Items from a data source
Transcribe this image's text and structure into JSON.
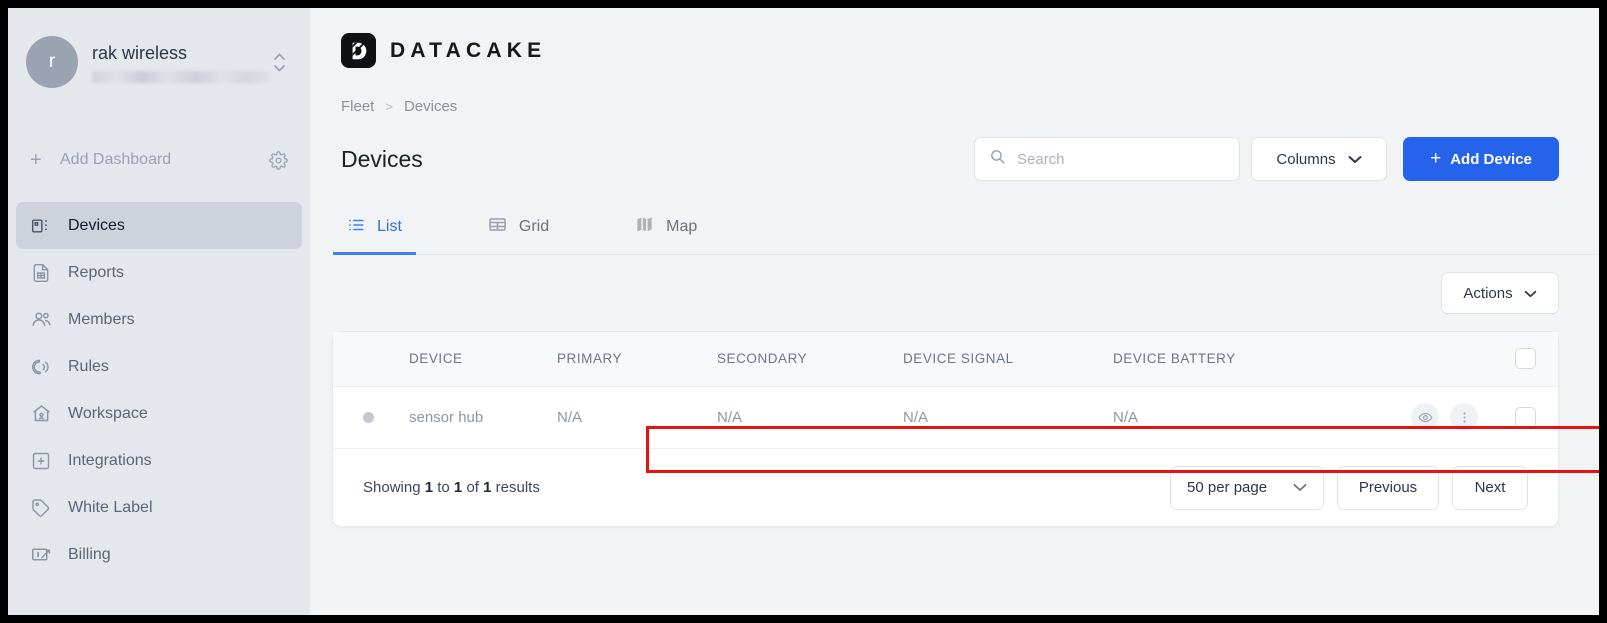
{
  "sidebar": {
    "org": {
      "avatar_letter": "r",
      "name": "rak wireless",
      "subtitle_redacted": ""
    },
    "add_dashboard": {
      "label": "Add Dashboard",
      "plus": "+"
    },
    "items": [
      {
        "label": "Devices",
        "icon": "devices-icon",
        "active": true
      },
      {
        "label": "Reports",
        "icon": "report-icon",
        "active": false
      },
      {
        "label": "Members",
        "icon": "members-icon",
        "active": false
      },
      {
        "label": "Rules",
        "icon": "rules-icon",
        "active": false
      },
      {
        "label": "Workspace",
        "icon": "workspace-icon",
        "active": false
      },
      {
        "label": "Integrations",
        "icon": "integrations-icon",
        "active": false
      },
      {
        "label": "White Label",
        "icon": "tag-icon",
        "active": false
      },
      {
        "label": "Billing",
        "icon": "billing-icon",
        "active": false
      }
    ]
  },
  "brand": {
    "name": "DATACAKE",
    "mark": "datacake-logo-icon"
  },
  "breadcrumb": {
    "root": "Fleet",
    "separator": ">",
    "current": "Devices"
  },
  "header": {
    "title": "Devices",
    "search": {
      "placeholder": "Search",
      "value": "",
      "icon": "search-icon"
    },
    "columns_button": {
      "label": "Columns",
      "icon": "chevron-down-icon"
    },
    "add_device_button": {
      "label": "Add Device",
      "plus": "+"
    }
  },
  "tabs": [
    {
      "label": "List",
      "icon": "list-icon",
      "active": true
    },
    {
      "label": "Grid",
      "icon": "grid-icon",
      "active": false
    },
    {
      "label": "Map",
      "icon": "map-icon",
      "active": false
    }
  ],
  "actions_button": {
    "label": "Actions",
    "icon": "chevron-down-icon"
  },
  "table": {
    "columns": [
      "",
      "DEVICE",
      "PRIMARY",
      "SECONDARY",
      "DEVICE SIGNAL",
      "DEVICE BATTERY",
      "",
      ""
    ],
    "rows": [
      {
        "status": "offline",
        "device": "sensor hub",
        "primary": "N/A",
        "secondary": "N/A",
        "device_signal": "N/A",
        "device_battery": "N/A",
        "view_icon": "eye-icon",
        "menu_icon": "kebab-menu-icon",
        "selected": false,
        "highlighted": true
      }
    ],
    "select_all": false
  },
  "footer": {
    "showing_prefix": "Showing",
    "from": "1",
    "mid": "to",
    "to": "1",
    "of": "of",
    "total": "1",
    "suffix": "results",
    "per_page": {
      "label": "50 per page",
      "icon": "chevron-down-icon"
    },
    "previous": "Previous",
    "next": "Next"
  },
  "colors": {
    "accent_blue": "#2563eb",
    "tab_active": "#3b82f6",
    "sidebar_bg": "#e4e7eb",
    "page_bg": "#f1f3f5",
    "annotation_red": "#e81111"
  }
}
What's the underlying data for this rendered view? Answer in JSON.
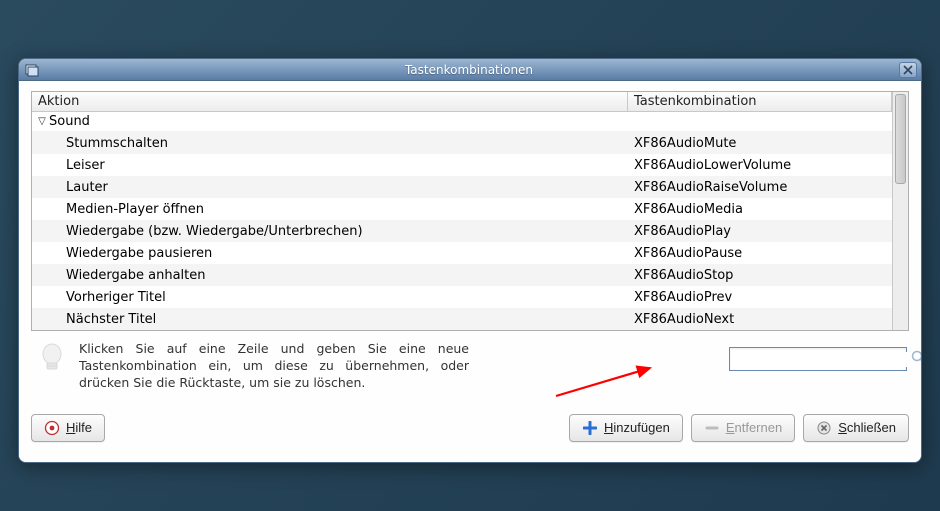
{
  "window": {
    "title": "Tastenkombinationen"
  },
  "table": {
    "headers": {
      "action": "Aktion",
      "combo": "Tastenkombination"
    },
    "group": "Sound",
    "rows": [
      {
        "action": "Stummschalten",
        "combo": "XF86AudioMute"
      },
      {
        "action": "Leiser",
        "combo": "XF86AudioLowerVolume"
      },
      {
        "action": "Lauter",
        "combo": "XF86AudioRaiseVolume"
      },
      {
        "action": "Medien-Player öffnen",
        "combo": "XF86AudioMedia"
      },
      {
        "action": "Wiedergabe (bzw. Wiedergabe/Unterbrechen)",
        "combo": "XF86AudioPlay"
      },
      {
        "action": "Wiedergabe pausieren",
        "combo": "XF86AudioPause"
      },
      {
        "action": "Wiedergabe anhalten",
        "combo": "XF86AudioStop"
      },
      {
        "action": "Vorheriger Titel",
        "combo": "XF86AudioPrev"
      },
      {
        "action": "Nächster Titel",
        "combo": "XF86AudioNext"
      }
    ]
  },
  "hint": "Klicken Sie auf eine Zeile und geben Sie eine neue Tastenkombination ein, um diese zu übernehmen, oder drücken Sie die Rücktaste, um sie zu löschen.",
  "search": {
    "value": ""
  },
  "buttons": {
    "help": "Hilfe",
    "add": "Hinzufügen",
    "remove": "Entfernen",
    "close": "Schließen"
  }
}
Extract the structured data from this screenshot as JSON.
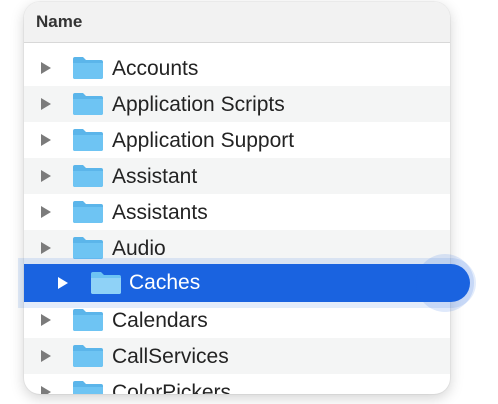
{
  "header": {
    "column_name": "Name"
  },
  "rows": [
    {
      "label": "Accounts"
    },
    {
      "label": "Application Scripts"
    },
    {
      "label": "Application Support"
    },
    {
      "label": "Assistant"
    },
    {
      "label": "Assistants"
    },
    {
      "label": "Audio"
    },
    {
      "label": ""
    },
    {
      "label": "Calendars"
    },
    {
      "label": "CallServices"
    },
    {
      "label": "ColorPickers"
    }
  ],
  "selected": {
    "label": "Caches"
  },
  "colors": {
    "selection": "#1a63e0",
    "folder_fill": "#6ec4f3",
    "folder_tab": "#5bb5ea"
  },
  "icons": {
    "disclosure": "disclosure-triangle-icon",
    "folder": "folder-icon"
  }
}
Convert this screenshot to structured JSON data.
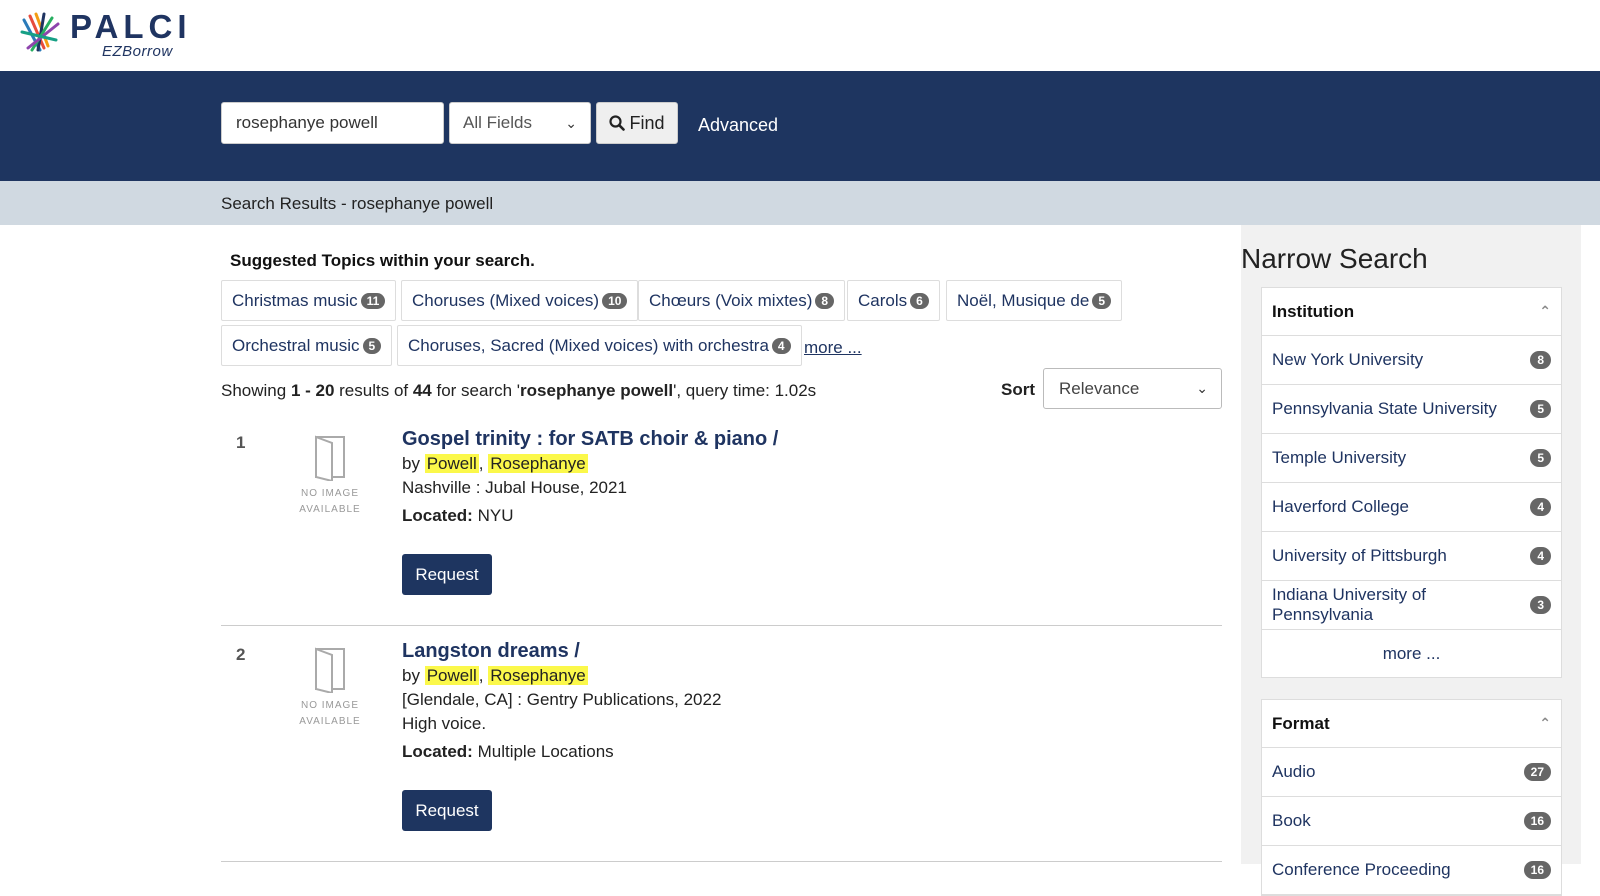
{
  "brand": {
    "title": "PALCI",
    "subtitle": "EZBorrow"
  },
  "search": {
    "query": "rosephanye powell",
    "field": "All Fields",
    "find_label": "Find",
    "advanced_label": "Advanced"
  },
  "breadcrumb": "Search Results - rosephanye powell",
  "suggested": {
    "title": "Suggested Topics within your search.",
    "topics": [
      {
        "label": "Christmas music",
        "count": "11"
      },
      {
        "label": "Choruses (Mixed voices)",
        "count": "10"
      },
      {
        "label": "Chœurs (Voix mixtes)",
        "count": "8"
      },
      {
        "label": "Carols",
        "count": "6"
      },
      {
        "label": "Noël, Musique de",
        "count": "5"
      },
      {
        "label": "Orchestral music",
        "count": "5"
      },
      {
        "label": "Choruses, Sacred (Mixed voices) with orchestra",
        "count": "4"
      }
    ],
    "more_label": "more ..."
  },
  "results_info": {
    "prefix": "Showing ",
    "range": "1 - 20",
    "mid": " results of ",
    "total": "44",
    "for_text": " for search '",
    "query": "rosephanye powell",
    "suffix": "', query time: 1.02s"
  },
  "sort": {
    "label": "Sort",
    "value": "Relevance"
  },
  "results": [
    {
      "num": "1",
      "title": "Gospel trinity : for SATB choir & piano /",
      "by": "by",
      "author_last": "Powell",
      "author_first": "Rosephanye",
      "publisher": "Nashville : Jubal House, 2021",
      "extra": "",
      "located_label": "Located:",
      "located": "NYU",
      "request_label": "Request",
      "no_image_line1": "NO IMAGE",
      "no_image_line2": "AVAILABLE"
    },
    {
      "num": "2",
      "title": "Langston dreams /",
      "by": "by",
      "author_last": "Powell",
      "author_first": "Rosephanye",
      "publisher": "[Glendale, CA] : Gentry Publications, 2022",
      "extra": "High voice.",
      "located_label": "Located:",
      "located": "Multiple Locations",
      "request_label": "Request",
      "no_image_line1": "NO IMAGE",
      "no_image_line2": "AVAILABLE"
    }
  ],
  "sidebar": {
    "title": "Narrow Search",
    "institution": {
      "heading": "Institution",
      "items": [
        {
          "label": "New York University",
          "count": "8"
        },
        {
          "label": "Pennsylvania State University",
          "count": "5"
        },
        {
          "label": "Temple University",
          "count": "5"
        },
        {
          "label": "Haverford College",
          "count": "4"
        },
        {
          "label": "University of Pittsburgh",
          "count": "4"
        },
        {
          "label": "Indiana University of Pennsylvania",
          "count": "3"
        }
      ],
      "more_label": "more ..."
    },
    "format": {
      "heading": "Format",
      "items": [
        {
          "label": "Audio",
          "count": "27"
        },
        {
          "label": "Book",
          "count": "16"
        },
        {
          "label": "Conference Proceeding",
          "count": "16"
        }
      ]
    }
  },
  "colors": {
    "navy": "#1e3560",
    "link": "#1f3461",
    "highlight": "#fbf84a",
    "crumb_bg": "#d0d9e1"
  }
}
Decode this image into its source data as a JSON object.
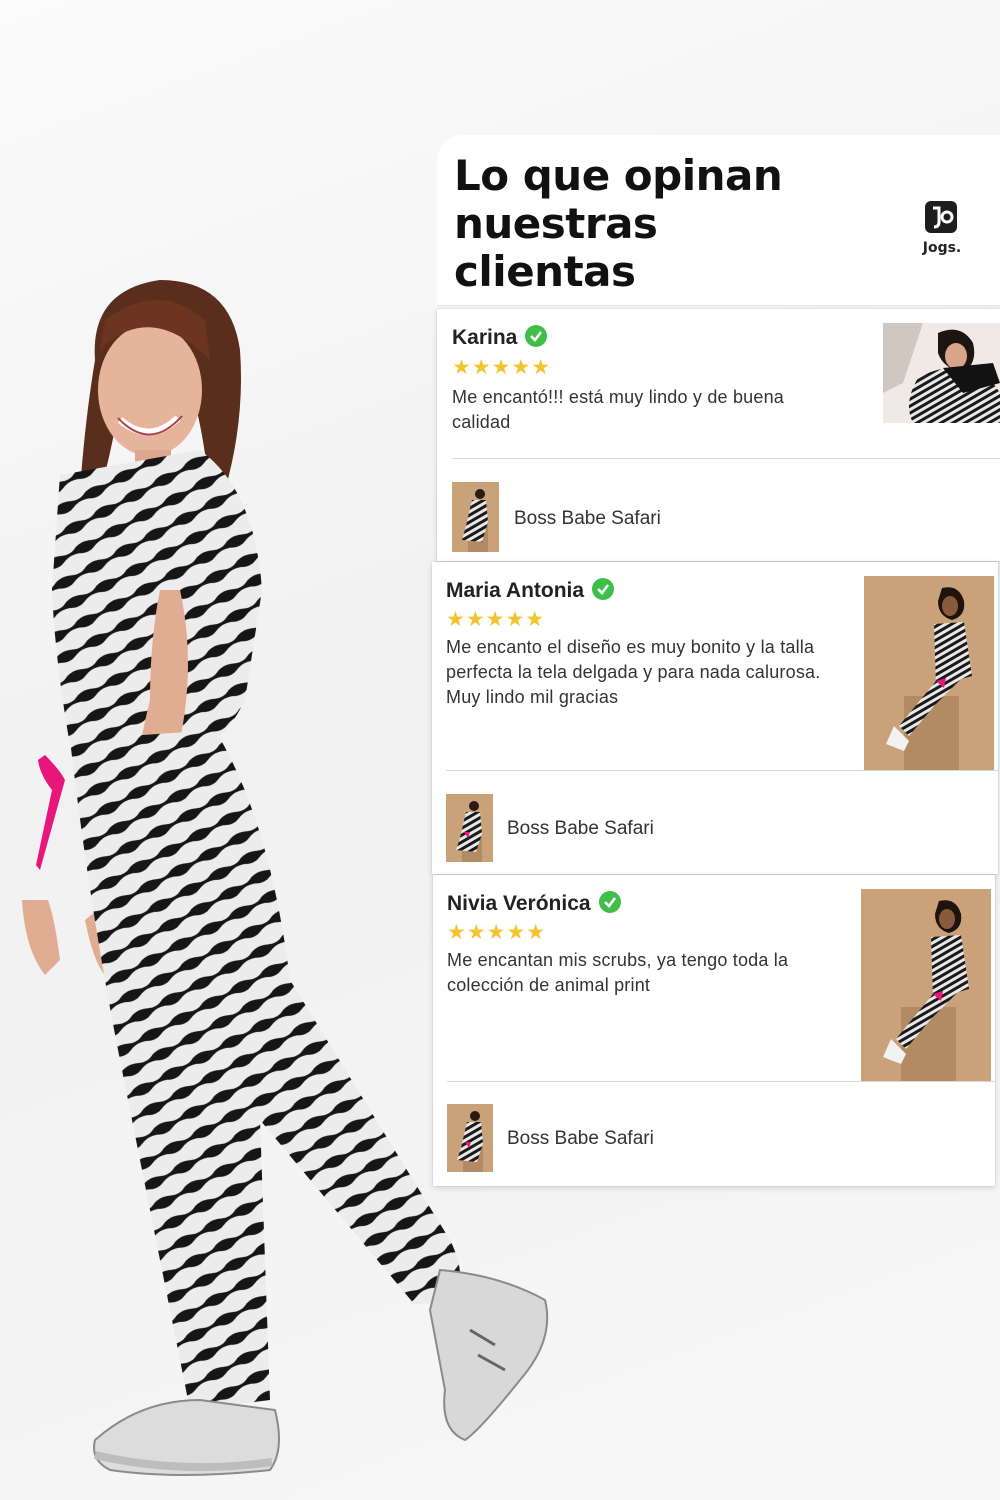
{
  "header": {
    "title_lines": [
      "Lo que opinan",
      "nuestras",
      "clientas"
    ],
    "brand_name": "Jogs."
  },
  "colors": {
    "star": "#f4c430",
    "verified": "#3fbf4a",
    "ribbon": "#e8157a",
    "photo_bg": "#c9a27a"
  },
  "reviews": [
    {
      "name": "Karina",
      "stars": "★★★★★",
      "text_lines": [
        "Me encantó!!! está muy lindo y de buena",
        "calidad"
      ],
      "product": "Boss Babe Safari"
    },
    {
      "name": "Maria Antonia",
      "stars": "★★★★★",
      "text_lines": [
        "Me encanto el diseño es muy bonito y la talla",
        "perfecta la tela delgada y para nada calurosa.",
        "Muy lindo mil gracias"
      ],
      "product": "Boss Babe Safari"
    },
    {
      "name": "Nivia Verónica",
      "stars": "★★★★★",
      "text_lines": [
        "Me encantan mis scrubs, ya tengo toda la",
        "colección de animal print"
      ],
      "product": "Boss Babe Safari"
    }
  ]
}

* _What to work on_
Tally the lines above that contain the word "publisher", and reply with only the number.

* _Written answer_
2